● **RECORDS FOR PROCESSING**
[start]
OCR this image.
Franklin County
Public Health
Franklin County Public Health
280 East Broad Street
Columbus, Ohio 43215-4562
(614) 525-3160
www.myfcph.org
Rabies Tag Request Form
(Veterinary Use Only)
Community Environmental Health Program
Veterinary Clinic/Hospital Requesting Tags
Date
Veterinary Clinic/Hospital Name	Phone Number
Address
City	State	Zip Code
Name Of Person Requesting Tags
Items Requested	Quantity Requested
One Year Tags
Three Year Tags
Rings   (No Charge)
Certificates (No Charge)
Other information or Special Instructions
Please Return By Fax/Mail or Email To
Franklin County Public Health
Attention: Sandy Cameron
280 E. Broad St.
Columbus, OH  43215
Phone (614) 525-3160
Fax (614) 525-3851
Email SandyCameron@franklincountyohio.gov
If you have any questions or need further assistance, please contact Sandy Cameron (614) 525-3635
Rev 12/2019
[end]
● **PROMPT**
All of the material above needs to be retyped word for word.

● **FULL OUTPUT**
OCR this image.
Franklin County
Public Health
Franklin County Public Health
280 East Broad Street
Columbus, Ohio 43215-4562
(614) 525-3160
www.myfcph.org
Rabies Tag Request Form
(Veterinary Use Only)
Community Environmental Health Program
Veterinary Clinic/Hospital Requesting Tags
Date
Veterinary Clinic/Hospital Name	Phone Number
Address
City	State	Zip Code
Name Of Person Requesting Tags
Items Requested	Quantity Requested
One Year Tags
Three Year Tags
Rings   (No Charge)
Certificates (No Charge)
Other information or Special Instructions
Please Return By Fax/Mail or Email To
Franklin County Public Health
Attention: Sandy Cameron
280 E. Broad St.
Columbus, OH  43215
Phone (614) 525-3160
Fax (614) 525-3851
Email SandyCameron@franklincountyohio.gov
If you have any questions or need further assistance, please contact Sandy Cameron (614) 525-3635
Rev 12/2019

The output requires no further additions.